Objective: From the listing that follows, output everything exactly except the pictures.

Records for this task:
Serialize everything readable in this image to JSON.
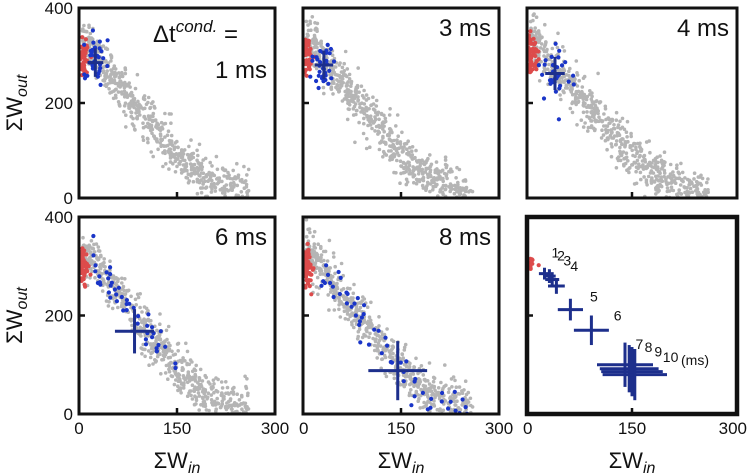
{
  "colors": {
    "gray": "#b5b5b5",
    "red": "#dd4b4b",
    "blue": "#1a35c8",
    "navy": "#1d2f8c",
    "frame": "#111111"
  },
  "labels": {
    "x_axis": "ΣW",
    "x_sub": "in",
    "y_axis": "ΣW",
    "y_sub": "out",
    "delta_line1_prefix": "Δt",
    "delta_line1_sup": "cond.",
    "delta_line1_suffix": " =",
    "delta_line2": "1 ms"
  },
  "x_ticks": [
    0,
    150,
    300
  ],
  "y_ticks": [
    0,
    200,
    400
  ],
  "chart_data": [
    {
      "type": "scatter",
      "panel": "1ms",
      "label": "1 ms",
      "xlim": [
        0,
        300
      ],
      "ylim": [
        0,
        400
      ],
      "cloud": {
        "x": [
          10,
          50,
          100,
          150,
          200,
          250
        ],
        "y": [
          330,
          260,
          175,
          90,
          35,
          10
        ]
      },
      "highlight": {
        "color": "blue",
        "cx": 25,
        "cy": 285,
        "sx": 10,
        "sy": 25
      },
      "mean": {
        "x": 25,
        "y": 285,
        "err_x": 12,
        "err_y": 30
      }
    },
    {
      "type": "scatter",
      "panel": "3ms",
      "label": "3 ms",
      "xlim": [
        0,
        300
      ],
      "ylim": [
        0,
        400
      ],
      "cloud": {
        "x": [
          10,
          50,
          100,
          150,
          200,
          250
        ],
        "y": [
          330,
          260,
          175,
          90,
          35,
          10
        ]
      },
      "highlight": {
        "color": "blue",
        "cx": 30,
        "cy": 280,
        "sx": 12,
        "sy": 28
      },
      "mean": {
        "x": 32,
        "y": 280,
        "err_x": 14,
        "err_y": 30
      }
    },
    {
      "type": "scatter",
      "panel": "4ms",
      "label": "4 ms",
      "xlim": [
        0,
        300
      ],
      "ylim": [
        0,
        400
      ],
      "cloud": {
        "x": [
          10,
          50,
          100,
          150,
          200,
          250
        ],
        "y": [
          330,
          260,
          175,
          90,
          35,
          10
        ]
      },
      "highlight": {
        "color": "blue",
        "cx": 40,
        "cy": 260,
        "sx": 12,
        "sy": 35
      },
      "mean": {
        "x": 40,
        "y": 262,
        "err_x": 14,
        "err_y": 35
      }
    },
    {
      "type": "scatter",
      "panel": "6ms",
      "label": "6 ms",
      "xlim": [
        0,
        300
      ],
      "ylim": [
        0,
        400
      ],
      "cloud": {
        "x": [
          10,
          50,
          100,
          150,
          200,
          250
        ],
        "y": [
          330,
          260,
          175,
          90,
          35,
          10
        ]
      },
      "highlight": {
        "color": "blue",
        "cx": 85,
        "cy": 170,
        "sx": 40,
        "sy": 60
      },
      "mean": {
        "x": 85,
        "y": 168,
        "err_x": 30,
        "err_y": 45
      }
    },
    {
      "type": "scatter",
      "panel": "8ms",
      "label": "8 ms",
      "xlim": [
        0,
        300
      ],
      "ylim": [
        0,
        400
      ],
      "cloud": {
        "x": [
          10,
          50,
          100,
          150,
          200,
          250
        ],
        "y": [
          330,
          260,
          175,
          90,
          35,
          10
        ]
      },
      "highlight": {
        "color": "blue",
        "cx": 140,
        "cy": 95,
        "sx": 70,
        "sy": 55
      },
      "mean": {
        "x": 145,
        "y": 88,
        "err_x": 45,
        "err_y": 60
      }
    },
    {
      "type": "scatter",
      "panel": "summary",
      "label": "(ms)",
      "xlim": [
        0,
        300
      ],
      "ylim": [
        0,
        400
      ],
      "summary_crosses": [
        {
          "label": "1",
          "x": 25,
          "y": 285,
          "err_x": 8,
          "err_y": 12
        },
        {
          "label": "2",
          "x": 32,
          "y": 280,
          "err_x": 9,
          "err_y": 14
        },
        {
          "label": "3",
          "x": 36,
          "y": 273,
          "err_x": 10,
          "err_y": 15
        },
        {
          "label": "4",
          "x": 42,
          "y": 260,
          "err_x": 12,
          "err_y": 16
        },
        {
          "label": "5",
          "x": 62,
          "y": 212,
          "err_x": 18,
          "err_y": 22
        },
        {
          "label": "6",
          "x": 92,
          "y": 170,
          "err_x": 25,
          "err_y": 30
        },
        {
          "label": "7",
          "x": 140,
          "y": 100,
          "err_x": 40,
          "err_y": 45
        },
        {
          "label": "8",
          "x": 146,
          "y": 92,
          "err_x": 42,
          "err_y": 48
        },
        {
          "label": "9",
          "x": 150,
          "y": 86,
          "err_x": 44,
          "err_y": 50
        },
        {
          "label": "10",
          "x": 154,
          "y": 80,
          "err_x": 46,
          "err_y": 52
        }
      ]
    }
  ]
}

Exercise output:
Serialize everything readable in this image to JSON.
{
  "colors": {
    "gray": "#b5b5b5",
    "red": "#dd4b4b",
    "blue": "#1a35c8",
    "navy": "#1d2f8c",
    "frame": "#111111"
  },
  "labels": {
    "x_axis": "ΣW",
    "x_sub": "in",
    "y_axis": "ΣW",
    "y_sub": "out",
    "delta_line1_prefix": "Δt",
    "delta_line1_sup": "cond.",
    "delta_line1_suffix": " =",
    "delta_line2": "1 ms"
  },
  "x_ticks": [
    0,
    150,
    300
  ],
  "y_ticks": [
    0,
    200,
    400
  ],
  "chart_data": [
    {
      "type": "scatter",
      "panel": "1ms",
      "label": "1 ms",
      "xlim": [
        0,
        300
      ],
      "ylim": [
        0,
        400
      ],
      "cloud": {
        "x": [
          10,
          50,
          100,
          150,
          200,
          250
        ],
        "y": [
          330,
          260,
          175,
          90,
          35,
          10
        ]
      },
      "highlight": {
        "color": "blue",
        "cx": 25,
        "cy": 285,
        "sx": 10,
        "sy": 25
      },
      "mean": {
        "x": 25,
        "y": 285,
        "err_x": 12,
        "err_y": 30
      }
    },
    {
      "type": "scatter",
      "panel": "3ms",
      "label": "3 ms",
      "xlim": [
        0,
        300
      ],
      "ylim": [
        0,
        400
      ],
      "cloud": {
        "x": [
          10,
          50,
          100,
          150,
          200,
          250
        ],
        "y": [
          330,
          260,
          175,
          90,
          35,
          10
        ]
      },
      "highlight": {
        "color": "blue",
        "cx": 30,
        "cy": 280,
        "sx": 12,
        "sy": 28
      },
      "mean": {
        "x": 32,
        "y": 280,
        "err_x": 14,
        "err_y": 30
      }
    },
    {
      "type": "scatter",
      "panel": "4ms",
      "label": "4 ms",
      "xlim": [
        0,
        300
      ],
      "ylim": [
        0,
        400
      ],
      "cloud": {
        "x": [
          10,
          50,
          100,
          150,
          200,
          250
        ],
        "y": [
          330,
          260,
          175,
          90,
          35,
          10
        ]
      },
      "highlight": {
        "color": "blue",
        "cx": 40,
        "cy": 260,
        "sx": 12,
        "sy": 35
      },
      "mean": {
        "x": 40,
        "y": 262,
        "err_x": 14,
        "err_y": 35
      }
    },
    {
      "type": "scatter",
      "panel": "6ms",
      "label": "6 ms",
      "xlim": [
        0,
        300
      ],
      "ylim": [
        0,
        400
      ],
      "cloud": {
        "x": [
          10,
          50,
          100,
          150,
          200,
          250
        ],
        "y": [
          330,
          260,
          175,
          90,
          35,
          10
        ]
      },
      "highlight": {
        "color": "blue",
        "cx": 85,
        "cy": 170,
        "sx": 40,
        "sy": 60
      },
      "mean": {
        "x": 85,
        "y": 168,
        "err_x": 30,
        "err_y": 45
      }
    },
    {
      "type": "scatter",
      "panel": "8ms",
      "label": "8 ms",
      "xlim": [
        0,
        300
      ],
      "ylim": [
        0,
        400
      ],
      "cloud": {
        "x": [
          10,
          50,
          100,
          150,
          200,
          250
        ],
        "y": [
          330,
          260,
          175,
          90,
          35,
          10
        ]
      },
      "highlight": {
        "color": "blue",
        "cx": 140,
        "cy": 95,
        "sx": 70,
        "sy": 55
      },
      "mean": {
        "x": 145,
        "y": 88,
        "err_x": 45,
        "err_y": 60
      }
    },
    {
      "type": "scatter",
      "panel": "summary",
      "label": "(ms)",
      "xlim": [
        0,
        300
      ],
      "ylim": [
        0,
        400
      ],
      "summary_crosses": [
        {
          "label": "1",
          "x": 25,
          "y": 285,
          "err_x": 8,
          "err_y": 12
        },
        {
          "label": "2",
          "x": 32,
          "y": 280,
          "err_x": 9,
          "err_y": 14
        },
        {
          "label": "3",
          "x": 36,
          "y": 273,
          "err_x": 10,
          "err_y": 15
        },
        {
          "label": "4",
          "x": 42,
          "y": 260,
          "err_x": 12,
          "err_y": 16
        },
        {
          "label": "5",
          "x": 62,
          "y": 212,
          "err_x": 18,
          "err_y": 22
        },
        {
          "label": "6",
          "x": 92,
          "y": 170,
          "err_x": 25,
          "err_y": 30
        },
        {
          "label": "7",
          "x": 140,
          "y": 100,
          "err_x": 40,
          "err_y": 45
        },
        {
          "label": "8",
          "x": 146,
          "y": 92,
          "err_x": 42,
          "err_y": 48
        },
        {
          "label": "9",
          "x": 150,
          "y": 86,
          "err_x": 44,
          "err_y": 50
        },
        {
          "label": "10",
          "x": 154,
          "y": 80,
          "err_x": 46,
          "err_y": 52
        }
      ]
    }
  ]
}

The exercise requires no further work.